PAGE ::
__________________________________________________

I used to feed them 12.5oz of wet mixed with 1 cup of dry and they were all getting fat on that (the 4 that share). I understand the point of giving them their own bowls and I've tried this, they end up trading off and when I separate them the girls munch, leave, munch, leave, munch, leave while the boys scarf theirs down in another room. Even at dinner time the 2 girls end up trading off with Scruff and they munch out of his bowl for a little while and he goes and munches off and on between the other 2 boys munching and taking a break to lick their chops. I was always worried my girls weren't getting enough, but they always seem to be the least hungry and the most satisfied. Also the reason I add water to their food to make it almost a soupy consistency is to slow them down so that the boys can't come in and gobble it down before the girls get the share they are happy with. 

I also should note that more than not I do feed them more, whether it is sharing some meat with them, giving them a little bowl of dry or some crunchy greenies treats or something along those lines. 

I have no problem feeding them more, I've just noticed that when I do start feeding them more they start putting on weight and they are very active, the boys keep everyone on their toes.


----------



## nanook (Jun 12, 2005)

> ...1 cup of dry...


More than likely, that's what was putting the weight on and not the 12.5 oz of wet.
It really does seem like you're not feeding them enough right now.
Mine are both 10 lbs and they maintain their weight on about 5 oz each per day. That is split into 3 meals a day. Breakfast, dinner and a snack before bed.


----------

__________________________________________________

DATASET RECORDS ::
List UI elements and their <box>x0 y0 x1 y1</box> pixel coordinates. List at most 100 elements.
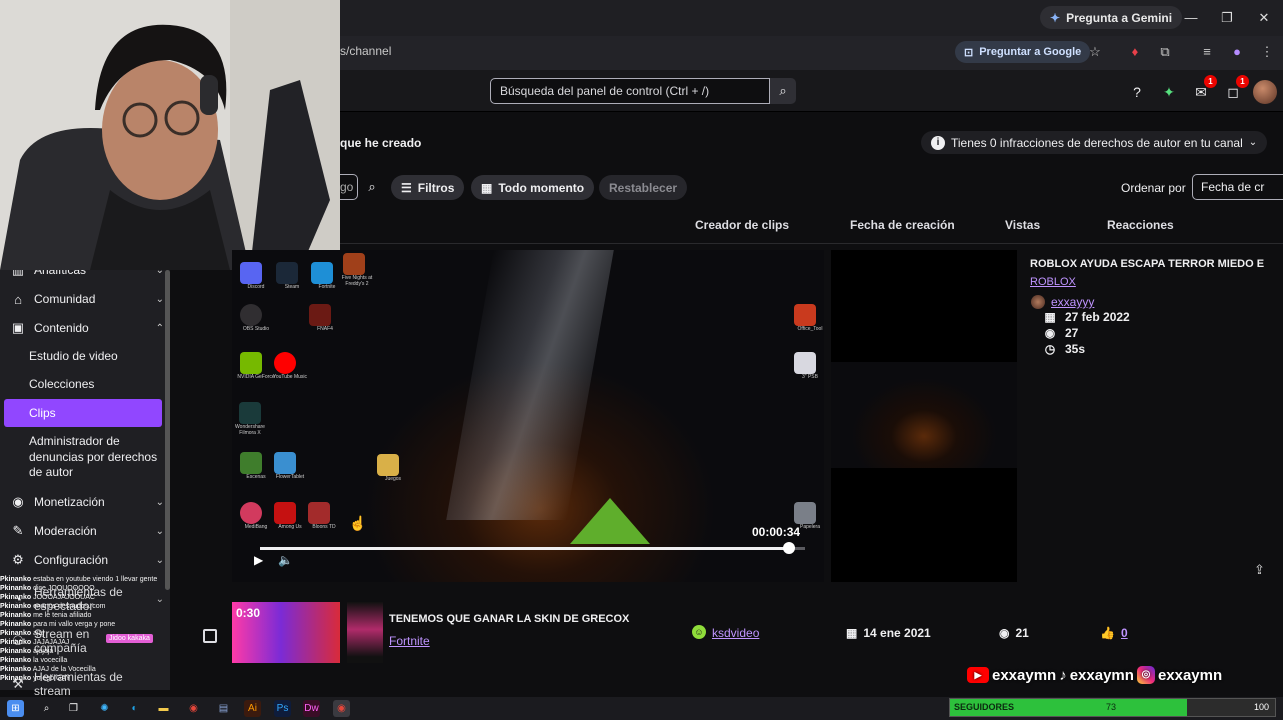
column-header-date[interactable]: Fecha de creación <box>850 218 955 232</box>
help-icon[interactable]: ? <box>1126 81 1148 103</box>
app-icon[interactable]: ▤ <box>215 700 232 717</box>
search-icon[interactable]: ⌕ <box>362 176 382 198</box>
desktop-icon-medibang[interactable]: MediBang <box>236 502 267 530</box>
edge-icon[interactable]: ◐ <box>126 700 143 717</box>
search-icon: ⌕ <box>779 83 787 98</box>
desktop-icon-fortnite[interactable]: Fortnite <box>307 262 337 290</box>
sort-select[interactable]: Fecha de cr <box>1192 174 1283 200</box>
chat-message: Pkinanko yo ego GAY <box>0 675 71 682</box>
user-avatar[interactable] <box>1253 80 1277 104</box>
sidebar-subitem-video-studio[interactable]: Estudio de video <box>29 349 159 365</box>
bookmark-star-icon[interactable]: ☆ <box>1085 42 1105 62</box>
sidebar-item-label: Monetización <box>34 495 105 509</box>
desktop-icon-nvidia[interactable]: NVIDIA GeForce <box>236 352 275 380</box>
content-icon: ▣ <box>11 320 25 335</box>
youtube-handle: exxaymn <box>992 666 1057 684</box>
row-clip-title[interactable]: TENEMOS QUE GANAR LA SKIN DE GRECOX <box>389 613 629 625</box>
clip-creator-link[interactable]: exxayyy <box>1051 295 1094 309</box>
column-header-reactions[interactable]: Reacciones <box>1107 218 1174 232</box>
ask-google-button[interactable]: ⊡ Preguntar a Google <box>955 41 1091 63</box>
chrome-icon[interactable]: ◉ <box>185 700 202 717</box>
close-icon[interactable]: ✕ <box>1254 8 1274 28</box>
play-icon[interactable]: ▶ <box>254 553 270 569</box>
creator-avatar-icon: ☺ <box>692 625 706 639</box>
url-text[interactable]: s/channel <box>340 44 391 58</box>
media-controls-icon[interactable]: ≡ <box>1197 42 1217 62</box>
sidebar-item-settings[interactable]: ⚙ Configuración ⌄ <box>8 548 164 572</box>
desktop-icon-filmora[interactable]: Wondershare Filmora X <box>230 402 270 436</box>
creator-avatar <box>1031 295 1045 309</box>
chat-message: Pkinanko JOOOAJAJOOUAC <box>0 594 95 601</box>
photoshop-icon[interactable]: Ps <box>274 700 291 717</box>
dreamweaver-icon[interactable]: Dw <box>303 700 320 717</box>
sidebar-scrollbar[interactable] <box>165 270 170 590</box>
share-icon[interactable]: ⇪ <box>1254 562 1265 578</box>
extension-red-icon[interactable]: ♦ <box>1125 42 1145 62</box>
clip-thumbnail-preview[interactable] <box>831 362 1017 468</box>
page-title: que he creado <box>340 136 422 150</box>
column-header-creator[interactable]: Creador de clips <box>695 218 789 232</box>
dashboard-search-input[interactable] <box>490 78 770 104</box>
task-view-icon[interactable]: ❐ <box>65 700 82 717</box>
search-button[interactable]: ⌕ <box>770 78 796 104</box>
reset-button[interactable]: Restablecer <box>599 175 688 200</box>
chevron-up-icon: ⌃ <box>155 322 164 334</box>
desktop-icon-bloons[interactable]: Bloons TD <box>304 502 336 530</box>
google-lens-icon: ⊡ <box>964 46 974 59</box>
whispers-badge: 1 <box>1236 75 1249 88</box>
desktop-icon-discord[interactable]: Discord <box>236 262 266 290</box>
desktop-icon-youtube-music[interactable]: YouTube Music <box>270 352 307 380</box>
desktop-icon-steam[interactable]: Steam <box>272 262 302 290</box>
browser-menu-icon[interactable]: ⋮ <box>1257 42 1277 62</box>
sidebar-subitem-clips[interactable]: Clips <box>4 399 162 427</box>
desktop-icon-among-us[interactable]: Among Us <box>270 502 302 530</box>
sidebar-subitem-copyright-manager[interactable]: Administrador de denuncias por derechos … <box>29 434 159 481</box>
progress-handle[interactable] <box>782 542 795 554</box>
extensions-puzzle-icon[interactable]: ⧉ <box>1155 42 1175 62</box>
chat-message: Pkinanko me le tenia afiliado <box>0 612 92 619</box>
row-clip-reactions[interactable]: 👍 0 <box>1100 626 1128 640</box>
creator-tools-icon[interactable]: ✦ <box>1158 81 1180 103</box>
followers-goal-label: SEGUIDORES <box>954 702 1015 712</box>
volume-icon[interactable]: 🔈 <box>278 553 294 569</box>
desktop-icon-escenas[interactable]: Escenas <box>236 452 266 480</box>
column-header-views[interactable]: Vistas <box>1005 218 1040 232</box>
file-explorer-icon[interactable]: ▬ <box>155 700 172 717</box>
row-clip-game-link[interactable]: Fortnite <box>389 634 430 648</box>
sidebar-item-moderation[interactable]: ✎ Moderación ⌄ <box>8 519 164 543</box>
filters-button[interactable]: ☰ Filtros <box>391 175 465 200</box>
restore-icon[interactable]: ❐ <box>1217 8 1237 28</box>
chrome-active-icon[interactable]: ◉ <box>333 700 350 717</box>
desktop-icon-fnaf2[interactable]: Five Nights at Freddy's 2 <box>337 253 372 287</box>
webcam-overlay <box>0 0 340 270</box>
reset-label: Restablecer <box>609 180 678 195</box>
illustrator-icon[interactable]: Ai <box>244 700 261 717</box>
moderation-icon: ✎ <box>12 523 24 538</box>
desktop-icon-obs[interactable]: OBS Studio <box>236 304 269 332</box>
clip-duration: ◷ 35s <box>1044 342 1086 356</box>
chat-message: Pkinanko enanos desnudos. com <box>0 603 106 610</box>
row-select-checkbox[interactable] <box>203 629 217 643</box>
tent-graphic <box>570 498 650 544</box>
desktop-icon-fnaf4[interactable]: FNAF4 <box>305 304 335 332</box>
tiktok-handle: exxaymn <box>1069 666 1134 684</box>
sidebar-subitem-collections[interactable]: Colecciones <box>29 377 159 393</box>
sidebar-item-community[interactable]: ⌂ Comunidad ⌄ <box>8 287 164 311</box>
desktop-icon-psb[interactable]: 3" PSB <box>790 352 820 380</box>
desktop-icon-flowertablet[interactable]: FlowerTablet <box>270 452 304 480</box>
sidebar-item-monetization[interactable]: ◉ Monetización ⌄ <box>8 490 164 514</box>
profile-icon[interactable]: ● <box>1227 42 1247 62</box>
copyright-status-pill[interactable]: i Tienes 0 infracciones de derechos de a… <box>921 131 1268 154</box>
copilot-icon[interactable]: ✺ <box>96 700 113 717</box>
search-icon[interactable]: ⌕ <box>38 700 55 717</box>
windows-start-icon[interactable]: ⊞ <box>7 700 24 717</box>
minimize-icon[interactable]: — <box>1181 8 1201 28</box>
row-clip-creator-link[interactable]: ksdvideo <box>712 626 759 640</box>
time-range-button[interactable]: ▦ Todo momento <box>471 175 595 200</box>
ask-gemini-button[interactable]: ✦ Pregunta a Gemini <box>1040 6 1183 29</box>
desktop-icon-office-tool[interactable]: Office_Tool <box>790 304 822 332</box>
sidebar-item-content[interactable]: ▣ Contenido ⌃ <box>8 316 164 340</box>
desktop-icon-juegos[interactable]: Juegos <box>373 454 403 482</box>
clip-game-link[interactable]: ROBLOX <box>1030 276 1076 288</box>
thumbs-up-icon: 👍 <box>1100 626 1115 640</box>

__________________________________________________

EXERCISE INSTRUCTIONS ::
In the feeding thread, why does the first poster add water to the food?

ANSWER FOR THE TASK ::
To make it almost soupy and slow them down, so the boys can't gobble it before the girls get their share.